The request:
Each line that holds the word "Juice" counts once; give the total for the records below and nothing else.

□ □ □ □ □ □ □

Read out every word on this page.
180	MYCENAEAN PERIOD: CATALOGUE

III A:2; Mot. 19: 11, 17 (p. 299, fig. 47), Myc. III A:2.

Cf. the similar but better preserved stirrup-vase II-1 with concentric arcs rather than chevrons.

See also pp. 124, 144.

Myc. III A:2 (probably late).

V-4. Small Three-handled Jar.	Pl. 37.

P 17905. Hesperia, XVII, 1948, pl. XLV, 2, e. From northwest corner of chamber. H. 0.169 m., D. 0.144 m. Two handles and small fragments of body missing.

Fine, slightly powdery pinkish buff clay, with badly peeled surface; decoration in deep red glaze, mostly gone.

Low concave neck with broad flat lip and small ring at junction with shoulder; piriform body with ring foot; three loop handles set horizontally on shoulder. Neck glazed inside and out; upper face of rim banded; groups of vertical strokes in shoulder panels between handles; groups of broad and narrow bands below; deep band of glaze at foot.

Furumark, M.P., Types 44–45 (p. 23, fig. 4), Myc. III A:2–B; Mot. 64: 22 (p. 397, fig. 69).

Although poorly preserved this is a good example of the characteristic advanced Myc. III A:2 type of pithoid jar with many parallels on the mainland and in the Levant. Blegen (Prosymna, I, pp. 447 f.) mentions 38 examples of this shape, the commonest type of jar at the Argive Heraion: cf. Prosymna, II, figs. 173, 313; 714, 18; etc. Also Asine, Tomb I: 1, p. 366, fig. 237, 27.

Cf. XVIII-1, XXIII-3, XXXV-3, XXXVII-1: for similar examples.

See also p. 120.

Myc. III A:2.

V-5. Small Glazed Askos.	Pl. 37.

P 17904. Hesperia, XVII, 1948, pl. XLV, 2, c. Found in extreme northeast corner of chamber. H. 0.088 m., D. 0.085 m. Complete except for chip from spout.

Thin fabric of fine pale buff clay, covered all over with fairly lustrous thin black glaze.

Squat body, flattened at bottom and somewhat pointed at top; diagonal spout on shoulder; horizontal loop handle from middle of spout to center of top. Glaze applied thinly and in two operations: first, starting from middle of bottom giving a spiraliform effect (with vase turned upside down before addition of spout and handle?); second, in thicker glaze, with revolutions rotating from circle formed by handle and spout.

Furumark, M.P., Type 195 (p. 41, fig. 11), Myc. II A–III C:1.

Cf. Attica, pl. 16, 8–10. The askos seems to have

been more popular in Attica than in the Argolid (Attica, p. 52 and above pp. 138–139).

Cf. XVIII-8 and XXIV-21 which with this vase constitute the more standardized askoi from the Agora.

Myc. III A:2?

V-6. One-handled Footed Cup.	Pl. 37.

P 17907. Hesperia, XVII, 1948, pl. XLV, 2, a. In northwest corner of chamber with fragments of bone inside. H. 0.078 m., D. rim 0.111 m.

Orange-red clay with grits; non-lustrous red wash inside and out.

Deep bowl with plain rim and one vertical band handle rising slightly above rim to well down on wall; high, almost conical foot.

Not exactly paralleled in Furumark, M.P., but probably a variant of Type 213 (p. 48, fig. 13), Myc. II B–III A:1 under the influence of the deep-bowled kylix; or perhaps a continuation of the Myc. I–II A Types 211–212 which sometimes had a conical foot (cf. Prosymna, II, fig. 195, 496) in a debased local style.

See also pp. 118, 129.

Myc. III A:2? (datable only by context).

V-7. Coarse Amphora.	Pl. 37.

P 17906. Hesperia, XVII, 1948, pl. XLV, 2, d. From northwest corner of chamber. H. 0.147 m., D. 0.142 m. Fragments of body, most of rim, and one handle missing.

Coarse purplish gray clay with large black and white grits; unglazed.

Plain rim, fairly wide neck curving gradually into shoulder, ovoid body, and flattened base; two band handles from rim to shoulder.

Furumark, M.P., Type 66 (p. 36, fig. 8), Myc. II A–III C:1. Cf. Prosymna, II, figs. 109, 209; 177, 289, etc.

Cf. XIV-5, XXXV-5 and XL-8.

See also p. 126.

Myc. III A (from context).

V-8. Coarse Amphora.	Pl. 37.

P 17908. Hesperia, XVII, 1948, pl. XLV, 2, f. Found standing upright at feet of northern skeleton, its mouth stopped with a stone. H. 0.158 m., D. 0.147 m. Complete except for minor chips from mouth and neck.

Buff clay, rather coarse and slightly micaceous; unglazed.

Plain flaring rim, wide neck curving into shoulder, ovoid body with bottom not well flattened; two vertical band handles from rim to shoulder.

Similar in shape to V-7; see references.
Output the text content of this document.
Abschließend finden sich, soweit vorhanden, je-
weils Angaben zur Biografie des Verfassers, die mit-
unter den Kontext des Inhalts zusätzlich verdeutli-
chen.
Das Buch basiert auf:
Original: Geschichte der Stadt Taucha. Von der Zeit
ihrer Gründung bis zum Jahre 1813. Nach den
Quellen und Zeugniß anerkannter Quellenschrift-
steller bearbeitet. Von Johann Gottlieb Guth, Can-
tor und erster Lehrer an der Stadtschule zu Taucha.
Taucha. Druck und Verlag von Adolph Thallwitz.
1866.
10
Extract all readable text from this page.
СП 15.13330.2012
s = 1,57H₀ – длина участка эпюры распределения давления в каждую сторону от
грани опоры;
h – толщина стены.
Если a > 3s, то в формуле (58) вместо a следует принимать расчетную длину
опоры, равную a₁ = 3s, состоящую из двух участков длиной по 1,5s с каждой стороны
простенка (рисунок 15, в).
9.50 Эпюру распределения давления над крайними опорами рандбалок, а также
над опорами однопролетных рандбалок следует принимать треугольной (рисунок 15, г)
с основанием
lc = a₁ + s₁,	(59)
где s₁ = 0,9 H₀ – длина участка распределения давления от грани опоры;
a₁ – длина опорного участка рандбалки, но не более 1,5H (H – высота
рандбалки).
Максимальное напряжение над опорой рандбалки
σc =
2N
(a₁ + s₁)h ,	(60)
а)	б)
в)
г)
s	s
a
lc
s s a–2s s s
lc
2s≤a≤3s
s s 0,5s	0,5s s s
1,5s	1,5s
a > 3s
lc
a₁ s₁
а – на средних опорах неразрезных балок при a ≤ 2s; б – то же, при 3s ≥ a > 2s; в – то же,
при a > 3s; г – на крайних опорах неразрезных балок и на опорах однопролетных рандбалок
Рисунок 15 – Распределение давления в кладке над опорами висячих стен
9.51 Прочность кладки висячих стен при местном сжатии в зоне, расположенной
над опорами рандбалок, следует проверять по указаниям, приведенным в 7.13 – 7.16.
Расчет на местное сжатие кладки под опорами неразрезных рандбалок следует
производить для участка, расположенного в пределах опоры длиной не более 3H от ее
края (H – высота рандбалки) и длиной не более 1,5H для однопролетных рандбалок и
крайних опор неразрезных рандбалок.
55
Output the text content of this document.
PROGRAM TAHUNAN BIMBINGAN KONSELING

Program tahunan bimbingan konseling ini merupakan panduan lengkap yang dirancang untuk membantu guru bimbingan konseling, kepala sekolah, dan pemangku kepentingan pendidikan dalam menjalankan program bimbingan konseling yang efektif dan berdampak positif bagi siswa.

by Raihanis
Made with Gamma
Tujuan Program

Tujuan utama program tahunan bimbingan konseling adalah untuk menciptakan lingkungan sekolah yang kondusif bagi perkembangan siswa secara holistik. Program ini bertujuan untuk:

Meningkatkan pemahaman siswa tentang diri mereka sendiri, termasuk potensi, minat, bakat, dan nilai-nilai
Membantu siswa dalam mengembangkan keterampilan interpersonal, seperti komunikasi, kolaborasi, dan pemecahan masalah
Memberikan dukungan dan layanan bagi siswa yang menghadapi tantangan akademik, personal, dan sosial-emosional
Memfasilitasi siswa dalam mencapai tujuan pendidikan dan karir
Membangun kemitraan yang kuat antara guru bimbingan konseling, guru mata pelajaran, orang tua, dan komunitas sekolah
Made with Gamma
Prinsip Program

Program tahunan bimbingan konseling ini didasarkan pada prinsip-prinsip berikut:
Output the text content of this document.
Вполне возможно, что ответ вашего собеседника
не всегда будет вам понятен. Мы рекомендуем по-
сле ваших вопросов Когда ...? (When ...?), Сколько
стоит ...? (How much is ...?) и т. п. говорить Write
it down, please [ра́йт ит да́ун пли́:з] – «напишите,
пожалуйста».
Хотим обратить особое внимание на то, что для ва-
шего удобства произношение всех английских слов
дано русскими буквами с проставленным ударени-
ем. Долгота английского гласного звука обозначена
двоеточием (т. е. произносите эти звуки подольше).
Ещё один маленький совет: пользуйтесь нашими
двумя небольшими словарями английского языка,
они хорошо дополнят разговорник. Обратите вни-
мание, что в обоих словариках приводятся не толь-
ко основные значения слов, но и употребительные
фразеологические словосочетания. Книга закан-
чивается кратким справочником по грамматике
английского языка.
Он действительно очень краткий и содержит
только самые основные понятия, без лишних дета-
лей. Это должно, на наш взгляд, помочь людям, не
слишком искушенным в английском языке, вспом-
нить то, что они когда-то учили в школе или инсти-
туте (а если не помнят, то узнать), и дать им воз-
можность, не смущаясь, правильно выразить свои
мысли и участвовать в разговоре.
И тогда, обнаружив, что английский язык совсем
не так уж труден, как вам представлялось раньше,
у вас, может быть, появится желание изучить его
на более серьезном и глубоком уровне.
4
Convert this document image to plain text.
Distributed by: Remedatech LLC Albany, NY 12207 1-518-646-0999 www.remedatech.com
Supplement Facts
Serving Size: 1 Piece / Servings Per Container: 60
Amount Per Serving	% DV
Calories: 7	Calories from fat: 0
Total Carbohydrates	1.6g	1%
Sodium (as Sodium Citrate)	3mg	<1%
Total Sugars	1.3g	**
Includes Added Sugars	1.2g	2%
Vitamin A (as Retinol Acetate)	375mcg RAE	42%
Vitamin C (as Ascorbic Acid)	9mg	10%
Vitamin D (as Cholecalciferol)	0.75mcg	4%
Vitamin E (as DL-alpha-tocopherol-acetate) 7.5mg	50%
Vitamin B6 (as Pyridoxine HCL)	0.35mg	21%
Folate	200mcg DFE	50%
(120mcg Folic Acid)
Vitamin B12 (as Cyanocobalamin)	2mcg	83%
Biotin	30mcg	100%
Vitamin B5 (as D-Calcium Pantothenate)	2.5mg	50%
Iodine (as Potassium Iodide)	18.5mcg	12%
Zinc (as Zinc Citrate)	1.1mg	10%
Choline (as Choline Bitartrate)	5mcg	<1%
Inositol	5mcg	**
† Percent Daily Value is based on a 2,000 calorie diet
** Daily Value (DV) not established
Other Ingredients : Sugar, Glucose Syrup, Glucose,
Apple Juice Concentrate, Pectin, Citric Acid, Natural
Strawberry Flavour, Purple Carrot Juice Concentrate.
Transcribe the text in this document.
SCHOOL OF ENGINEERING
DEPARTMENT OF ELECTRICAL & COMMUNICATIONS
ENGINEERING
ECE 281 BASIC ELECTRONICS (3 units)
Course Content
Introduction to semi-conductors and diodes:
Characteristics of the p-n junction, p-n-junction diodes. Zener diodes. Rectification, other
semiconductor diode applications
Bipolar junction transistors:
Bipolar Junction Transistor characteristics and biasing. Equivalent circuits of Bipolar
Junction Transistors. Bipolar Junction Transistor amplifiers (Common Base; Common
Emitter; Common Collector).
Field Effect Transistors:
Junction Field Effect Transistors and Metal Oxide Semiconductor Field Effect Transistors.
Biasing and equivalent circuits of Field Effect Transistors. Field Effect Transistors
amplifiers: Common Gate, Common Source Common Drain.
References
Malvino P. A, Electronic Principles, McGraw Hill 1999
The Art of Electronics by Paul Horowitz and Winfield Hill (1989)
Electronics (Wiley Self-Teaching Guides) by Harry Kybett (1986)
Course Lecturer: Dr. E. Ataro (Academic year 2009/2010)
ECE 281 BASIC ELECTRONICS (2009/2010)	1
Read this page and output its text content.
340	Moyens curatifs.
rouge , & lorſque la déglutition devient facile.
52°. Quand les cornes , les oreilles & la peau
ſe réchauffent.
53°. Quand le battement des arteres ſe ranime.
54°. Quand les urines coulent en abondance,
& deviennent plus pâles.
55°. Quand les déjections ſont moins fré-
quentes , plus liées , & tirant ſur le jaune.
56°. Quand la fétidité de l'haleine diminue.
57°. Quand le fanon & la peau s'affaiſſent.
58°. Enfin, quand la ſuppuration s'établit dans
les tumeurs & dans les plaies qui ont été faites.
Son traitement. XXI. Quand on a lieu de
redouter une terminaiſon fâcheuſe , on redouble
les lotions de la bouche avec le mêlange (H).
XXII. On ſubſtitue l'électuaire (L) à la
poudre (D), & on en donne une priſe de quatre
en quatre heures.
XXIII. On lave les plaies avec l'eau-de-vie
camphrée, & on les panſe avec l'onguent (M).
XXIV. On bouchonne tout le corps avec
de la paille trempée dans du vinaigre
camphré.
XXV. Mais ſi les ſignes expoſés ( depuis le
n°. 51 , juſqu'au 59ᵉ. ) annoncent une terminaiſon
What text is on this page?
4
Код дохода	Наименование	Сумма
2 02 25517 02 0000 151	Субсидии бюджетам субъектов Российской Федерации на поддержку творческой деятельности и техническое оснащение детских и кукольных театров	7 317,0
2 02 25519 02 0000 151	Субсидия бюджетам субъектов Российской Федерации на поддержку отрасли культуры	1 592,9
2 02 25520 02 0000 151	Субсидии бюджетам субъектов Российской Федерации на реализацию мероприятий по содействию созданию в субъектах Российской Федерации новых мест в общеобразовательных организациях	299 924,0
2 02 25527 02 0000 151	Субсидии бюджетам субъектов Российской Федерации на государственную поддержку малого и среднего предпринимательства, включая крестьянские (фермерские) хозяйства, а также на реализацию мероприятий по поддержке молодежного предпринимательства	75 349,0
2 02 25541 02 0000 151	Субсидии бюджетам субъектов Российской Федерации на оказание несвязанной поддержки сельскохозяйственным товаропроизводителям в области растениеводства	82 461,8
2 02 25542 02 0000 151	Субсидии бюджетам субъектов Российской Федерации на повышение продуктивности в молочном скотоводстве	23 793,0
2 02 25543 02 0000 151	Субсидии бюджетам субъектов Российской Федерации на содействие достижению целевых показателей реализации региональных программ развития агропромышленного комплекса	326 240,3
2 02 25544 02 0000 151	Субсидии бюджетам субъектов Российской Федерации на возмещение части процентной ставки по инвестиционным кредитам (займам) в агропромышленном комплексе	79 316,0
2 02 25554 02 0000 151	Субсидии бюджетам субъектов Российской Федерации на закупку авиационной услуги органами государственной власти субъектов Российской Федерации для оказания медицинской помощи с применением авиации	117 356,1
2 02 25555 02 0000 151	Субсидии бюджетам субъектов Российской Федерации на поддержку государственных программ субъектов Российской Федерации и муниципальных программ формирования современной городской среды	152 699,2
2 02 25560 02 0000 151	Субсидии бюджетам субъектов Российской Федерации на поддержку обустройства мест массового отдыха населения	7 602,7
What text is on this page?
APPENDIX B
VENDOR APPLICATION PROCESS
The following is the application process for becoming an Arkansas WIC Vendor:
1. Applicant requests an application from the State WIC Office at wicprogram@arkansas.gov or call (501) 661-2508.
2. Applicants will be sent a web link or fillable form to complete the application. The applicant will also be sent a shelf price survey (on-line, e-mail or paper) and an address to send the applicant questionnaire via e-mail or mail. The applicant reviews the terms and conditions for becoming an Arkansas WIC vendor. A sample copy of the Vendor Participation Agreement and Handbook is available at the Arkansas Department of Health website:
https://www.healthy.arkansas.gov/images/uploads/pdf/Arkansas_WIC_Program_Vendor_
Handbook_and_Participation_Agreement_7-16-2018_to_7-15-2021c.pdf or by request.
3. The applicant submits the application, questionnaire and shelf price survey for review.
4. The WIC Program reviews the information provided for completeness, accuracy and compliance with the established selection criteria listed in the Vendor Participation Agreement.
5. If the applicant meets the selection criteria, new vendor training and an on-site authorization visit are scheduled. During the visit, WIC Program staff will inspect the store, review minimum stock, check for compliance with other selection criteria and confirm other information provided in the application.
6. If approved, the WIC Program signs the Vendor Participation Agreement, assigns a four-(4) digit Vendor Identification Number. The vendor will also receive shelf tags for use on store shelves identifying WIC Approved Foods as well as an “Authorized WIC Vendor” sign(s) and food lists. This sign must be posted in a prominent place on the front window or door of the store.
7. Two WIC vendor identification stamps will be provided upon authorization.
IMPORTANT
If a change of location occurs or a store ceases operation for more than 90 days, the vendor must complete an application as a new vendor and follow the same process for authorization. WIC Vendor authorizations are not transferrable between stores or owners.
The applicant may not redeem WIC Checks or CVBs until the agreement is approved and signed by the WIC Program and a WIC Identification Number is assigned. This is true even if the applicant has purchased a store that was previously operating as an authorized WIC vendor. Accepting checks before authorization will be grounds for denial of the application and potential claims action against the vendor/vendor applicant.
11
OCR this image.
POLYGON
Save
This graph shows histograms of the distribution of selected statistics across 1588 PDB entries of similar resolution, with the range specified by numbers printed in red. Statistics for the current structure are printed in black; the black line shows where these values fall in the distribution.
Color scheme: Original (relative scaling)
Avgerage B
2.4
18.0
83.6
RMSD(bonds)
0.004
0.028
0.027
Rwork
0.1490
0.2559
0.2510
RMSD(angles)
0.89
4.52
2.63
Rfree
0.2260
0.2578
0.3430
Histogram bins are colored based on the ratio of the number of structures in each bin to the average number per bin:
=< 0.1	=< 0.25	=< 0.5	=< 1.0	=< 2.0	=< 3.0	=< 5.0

□ □ □ □ □ □ □

Finished task:
2